[QUESTIONS ON THE MATERIAL]
1. Answer these from the 2026 Australian Grand Prix page:
(a) Who set the fastest lap, and on which lap?
(b) How many laps was the race?
(c) Which team did the third-place finisher drive for?
2. Write the next part of the 2026 Australian Grand Prix article, picking up after its last sentence.
··· PASSAGE TO READ
| Next race → |
- Layout of the Melbourne Grand Prix Circuit

Race details
- Date: 8 March 2026
- Official name: Formula 1 Qatar Airways Australian Grand Prix 2026
- Location: Albert Park Circuit, Melbourne, Victoria, Australia
- Course: Temporary street circuit
- Course length: 5.278 km (3.280 miles)
- Distance: 58 laps, 306.124 km (190.217 miles)
- Weather: Partly cloudy
- Attendance: 483,934

Pole position
- Driver: George Russell; / Mercedes
- Time: 1:18.518

Fastest lap
- Driver: Max Verstappen / Red Bull Racing-Red Bull Ford
- Time: 1:22.091 on lap 43

Podium
- First: George Russell; / Mercedes
- Second: Kimi Antonelli; / Mercedes
- Third: Charles Leclerc; / Ferrari

= 2026 Australian Grand Prix =

First round of the 2026 F1 season

The 2026 Australian Grand Prix (officially known as the Formula 1 Qatar Airways Australian Grand Prix 2026) was a Formula One motor race that was held on 8 March 2026 at the Albert Park Circuit in Melbourne, Victoria, Australia. It was the first round of the 2026 Formula One World Championship, which brought about major regulation changes revolving around the chassis and power unit.
······
··· DATA SUPPLIED
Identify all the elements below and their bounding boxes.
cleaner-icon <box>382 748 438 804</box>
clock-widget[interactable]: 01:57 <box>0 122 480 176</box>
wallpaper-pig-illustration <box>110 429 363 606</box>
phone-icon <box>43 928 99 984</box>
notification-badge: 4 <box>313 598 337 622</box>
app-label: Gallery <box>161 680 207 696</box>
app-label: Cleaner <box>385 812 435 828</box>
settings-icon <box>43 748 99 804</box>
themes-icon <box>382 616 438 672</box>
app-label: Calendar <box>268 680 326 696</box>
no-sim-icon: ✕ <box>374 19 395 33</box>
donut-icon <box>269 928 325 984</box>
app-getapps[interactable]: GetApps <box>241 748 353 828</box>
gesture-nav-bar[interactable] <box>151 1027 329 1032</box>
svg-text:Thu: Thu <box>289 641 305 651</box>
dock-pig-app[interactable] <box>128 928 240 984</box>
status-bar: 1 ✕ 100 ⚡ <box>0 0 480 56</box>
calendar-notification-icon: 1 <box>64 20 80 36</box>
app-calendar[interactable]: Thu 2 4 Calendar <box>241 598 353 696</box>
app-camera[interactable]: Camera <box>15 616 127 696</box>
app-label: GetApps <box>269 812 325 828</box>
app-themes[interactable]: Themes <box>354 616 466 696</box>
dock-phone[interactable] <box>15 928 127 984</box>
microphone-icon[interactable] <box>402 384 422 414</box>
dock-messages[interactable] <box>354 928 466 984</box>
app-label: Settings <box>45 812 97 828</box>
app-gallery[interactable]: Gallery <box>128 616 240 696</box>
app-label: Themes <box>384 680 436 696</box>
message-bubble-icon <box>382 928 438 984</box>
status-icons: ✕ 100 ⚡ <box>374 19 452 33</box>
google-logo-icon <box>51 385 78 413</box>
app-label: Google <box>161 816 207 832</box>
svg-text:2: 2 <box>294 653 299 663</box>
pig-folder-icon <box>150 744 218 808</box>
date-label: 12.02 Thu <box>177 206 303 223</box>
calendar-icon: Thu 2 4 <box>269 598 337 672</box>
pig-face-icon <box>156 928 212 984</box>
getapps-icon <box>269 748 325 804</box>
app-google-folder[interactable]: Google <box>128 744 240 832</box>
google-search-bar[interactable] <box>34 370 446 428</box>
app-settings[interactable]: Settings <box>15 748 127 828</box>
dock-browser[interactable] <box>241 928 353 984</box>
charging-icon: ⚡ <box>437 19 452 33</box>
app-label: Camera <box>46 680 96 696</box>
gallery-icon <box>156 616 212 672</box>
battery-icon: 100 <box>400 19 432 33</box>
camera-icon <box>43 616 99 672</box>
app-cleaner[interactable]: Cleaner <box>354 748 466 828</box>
······
[TASK-BY-TASK ANSWERS]
1.
(a) Max Verstappen, on lap 43.
(b) 58 laps.
(c) Ferrari.

2.
After surviving an early-stage battle against Ferrari's Charles Leclerc, polesitter George Russell led teammate Kimi Antonelli to Mercedes's 61st 1–2 finish. Leclerc rounded out the podium for Ferrari ahead of teammate Lewis Hamilton; both drivers led for at least one lap during the Grand Prix. Russell's win made this the first time he led the Drivers' Championship; his team Mercedes led the Constructors' Championship.

== Background ==
The event was held at Albert Park Circuit in Melbourne for the 29th time in the circuit's history, across the weekend of 6–8 March. As the first round of the 2026 Formula One World Championship, the Grand Prix was the first to be held with the new regulation set – which entailed major changes to the chassis and power unit – for 2026, and marked the 40th running of the Australian Grand Prix as a round of the Formula One World Championship.

=== Entrants ===

The drivers and teams were the same as the season entry list with no additional stand-in drivers for the race. Arvid Lindblad made his debut as a full-time driver with Racing Bulls, while Cadillac and Audi made their Formula One debuts. Cadillac's entry as the eleventh team made this the first Formula One race with 11 teams since the season ending 2016 Abu Dhabi Grand Prix.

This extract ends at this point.